→ Description of the task
Transcribe the listing verbatim. Do not carry over any pictures.

→ Given data
○ ○ ○ ○

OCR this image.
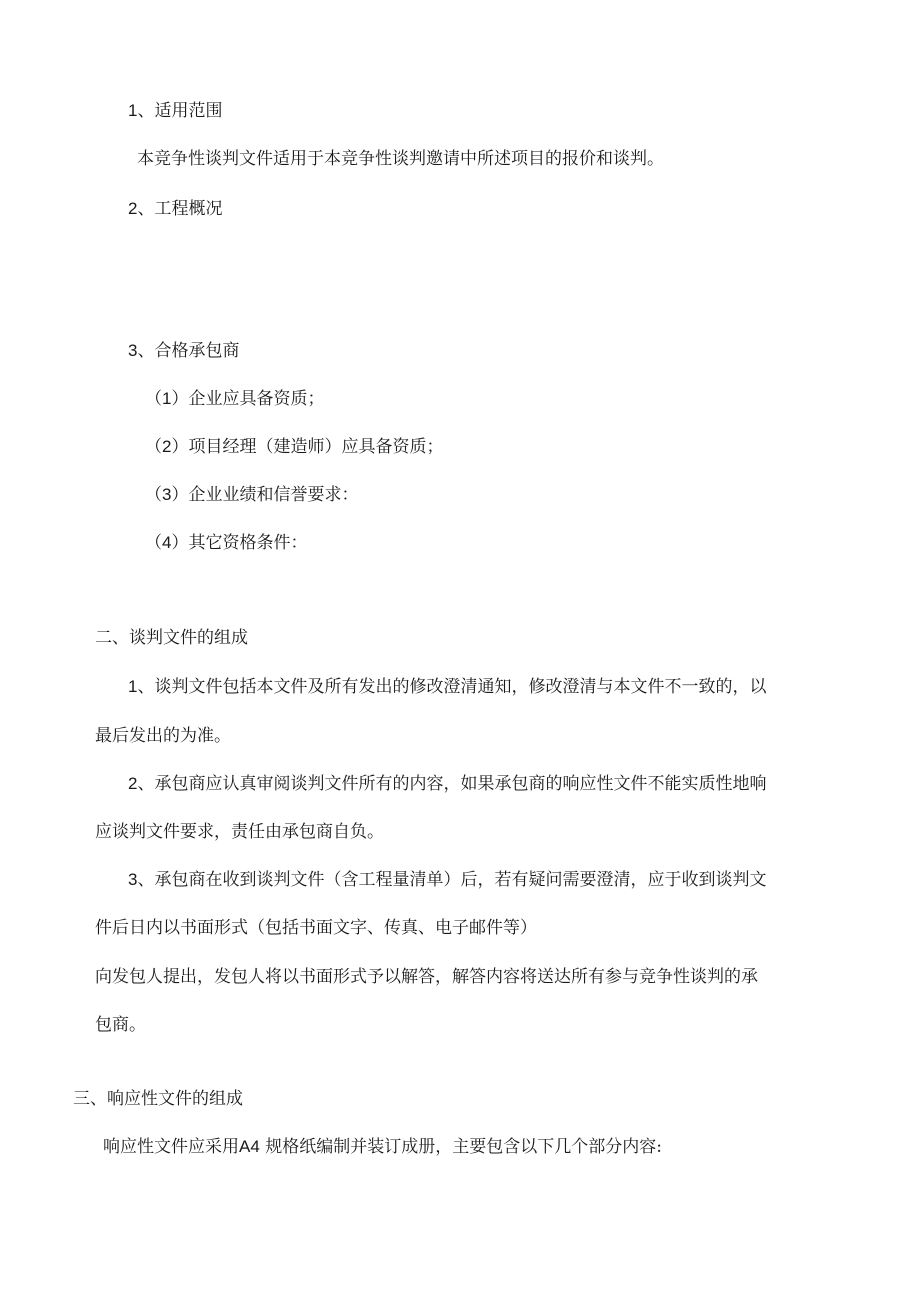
1、适用范围
本竞争性谈判文件适用于本竞争性谈判邀请中所述项目的报价和谈判。
2、工程概况
3、合格承包商
（1）企业应具备资质；
（2）项目经理（建造师）应具备资质；
（3）企业业绩和信誉要求：
（4）其它资格条件：
二、谈判文件的组成
1、谈判文件包括本文件及所有发出的修改澄清通知，修改澄清与本文件不一致的，以
最后发出的为准。
2、承包商应认真审阅谈判文件所有的内容，如果承包商的响应性文件不能实质性地响
应谈判文件要求，责任由承包商自负。
3、承包商在收到谈判文件（含工程量清单）后，若有疑问需要澄清，应于收到谈判文
件后日内以书面形式（包括书面文字、传真、电子邮件等）
向发包人提出，发包人将以书面形式予以解答，解答内容将送达所有参与竞争性谈判的承
包商。
三、响应性文件的组成
响应性文件应采用A4 规格纸编制并装订成册，主要包含以下几个部分内容:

○ ○ ○ ○

→ Problem solution
OCR this image.
1、适用范围
本竞争性谈判文件适用于本竞争性谈判邀请中所述项目的报价和谈判。
2、工程概况
3、合格承包商
（1）企业应具备资质；
（2）项目经理（建造师）应具备资质；
（3）企业业绩和信誉要求：
（4）其它资格条件：
二、谈判文件的组成
1、谈判文件包括本文件及所有发出的修改澄清通知，修改澄清与本文件不一致的，以
最后发出的为准。
2、承包商应认真审阅谈判文件所有的内容，如果承包商的响应性文件不能实质性地响
应谈判文件要求，责任由承包商自负。
3、承包商在收到谈判文件（含工程量清单）后，若有疑问需要澄清，应于收到谈判文
件后日内以书面形式（包括书面文字、传真、电子邮件等）
向发包人提出，发包人将以书面形式予以解答，解答内容将送达所有参与竞争性谈判的承
包商。
三、响应性文件的组成
响应性文件应采用A4 规格纸编制并装订成册，主要包含以下几个部分内容:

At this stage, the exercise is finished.